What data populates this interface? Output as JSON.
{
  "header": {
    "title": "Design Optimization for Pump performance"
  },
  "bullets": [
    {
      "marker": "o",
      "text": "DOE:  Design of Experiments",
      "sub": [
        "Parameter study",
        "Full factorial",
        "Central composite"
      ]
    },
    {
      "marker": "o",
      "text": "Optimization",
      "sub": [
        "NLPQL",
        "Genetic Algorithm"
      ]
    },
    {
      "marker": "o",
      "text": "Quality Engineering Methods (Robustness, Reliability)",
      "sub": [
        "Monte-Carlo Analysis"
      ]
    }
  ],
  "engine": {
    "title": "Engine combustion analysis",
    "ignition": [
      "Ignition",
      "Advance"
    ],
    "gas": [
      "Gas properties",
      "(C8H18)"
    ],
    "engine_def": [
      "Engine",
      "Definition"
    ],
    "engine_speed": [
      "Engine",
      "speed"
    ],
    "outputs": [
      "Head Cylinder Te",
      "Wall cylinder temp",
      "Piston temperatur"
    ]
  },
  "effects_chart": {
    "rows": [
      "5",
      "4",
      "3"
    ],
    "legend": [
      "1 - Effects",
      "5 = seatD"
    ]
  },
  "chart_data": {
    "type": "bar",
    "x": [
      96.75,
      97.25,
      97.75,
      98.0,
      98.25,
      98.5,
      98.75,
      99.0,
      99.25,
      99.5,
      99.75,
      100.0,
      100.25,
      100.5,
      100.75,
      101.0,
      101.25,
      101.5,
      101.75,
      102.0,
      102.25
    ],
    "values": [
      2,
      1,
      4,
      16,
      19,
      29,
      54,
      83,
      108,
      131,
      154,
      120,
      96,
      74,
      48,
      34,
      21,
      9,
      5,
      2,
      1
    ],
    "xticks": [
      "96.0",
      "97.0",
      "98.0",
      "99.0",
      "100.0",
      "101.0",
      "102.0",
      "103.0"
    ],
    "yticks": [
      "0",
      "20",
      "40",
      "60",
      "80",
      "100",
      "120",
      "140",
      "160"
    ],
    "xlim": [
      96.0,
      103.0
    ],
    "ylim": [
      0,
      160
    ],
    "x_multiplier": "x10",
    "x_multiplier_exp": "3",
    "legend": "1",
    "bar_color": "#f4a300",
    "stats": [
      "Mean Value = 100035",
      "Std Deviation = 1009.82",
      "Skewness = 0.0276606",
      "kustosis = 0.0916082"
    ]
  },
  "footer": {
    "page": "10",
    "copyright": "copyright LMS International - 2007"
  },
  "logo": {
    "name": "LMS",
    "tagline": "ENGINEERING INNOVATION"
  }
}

§ SET TASK
Write the complete data out, exactly as above.

§ COMPLETED TASK
What data populates this interface? Output as JSON.
{
  "header": {
    "title": "Design Optimization for Pump performance"
  },
  "bullets": [
    {
      "marker": "o",
      "text": "DOE:  Design of Experiments",
      "sub": [
        "Parameter study",
        "Full factorial",
        "Central composite"
      ]
    },
    {
      "marker": "o",
      "text": "Optimization",
      "sub": [
        "NLPQL",
        "Genetic Algorithm"
      ]
    },
    {
      "marker": "o",
      "text": "Quality Engineering Methods (Robustness, Reliability)",
      "sub": [
        "Monte-Carlo Analysis"
      ]
    }
  ],
  "engine": {
    "title": "Engine combustion analysis",
    "ignition": [
      "Ignition",
      "Advance"
    ],
    "gas": [
      "Gas properties",
      "(C8H18)"
    ],
    "engine_def": [
      "Engine",
      "Definition"
    ],
    "engine_speed": [
      "Engine",
      "speed"
    ],
    "outputs": [
      "Head Cylinder Te",
      "Wall cylinder temp",
      "Piston temperatur"
    ]
  },
  "effects_chart": {
    "rows": [
      "5",
      "4",
      "3"
    ],
    "legend": [
      "1 - Effects",
      "5 = seatD"
    ]
  },
  "chart_data": {
    "type": "bar",
    "x": [
      96.75,
      97.25,
      97.75,
      98.0,
      98.25,
      98.5,
      98.75,
      99.0,
      99.25,
      99.5,
      99.75,
      100.0,
      100.25,
      100.5,
      100.75,
      101.0,
      101.25,
      101.5,
      101.75,
      102.0,
      102.25
    ],
    "values": [
      2,
      1,
      4,
      16,
      19,
      29,
      54,
      83,
      108,
      131,
      154,
      120,
      96,
      74,
      48,
      34,
      21,
      9,
      5,
      2,
      1
    ],
    "xticks": [
      "96.0",
      "97.0",
      "98.0",
      "99.0",
      "100.0",
      "101.0",
      "102.0",
      "103.0"
    ],
    "yticks": [
      "0",
      "20",
      "40",
      "60",
      "80",
      "100",
      "120",
      "140",
      "160"
    ],
    "xlim": [
      96.0,
      103.0
    ],
    "ylim": [
      0,
      160
    ],
    "x_multiplier": "x10",
    "x_multiplier_exp": "3",
    "legend": "1",
    "bar_color": "#f4a300",
    "stats": [
      "Mean Value = 100035",
      "Std Deviation = 1009.82",
      "Skewness = 0.0276606",
      "kustosis = 0.0916082"
    ]
  },
  "footer": {
    "page": "10",
    "copyright": "copyright LMS International - 2007"
  },
  "logo": {
    "name": "LMS",
    "tagline": "ENGINEERING INNOVATION"
  }
}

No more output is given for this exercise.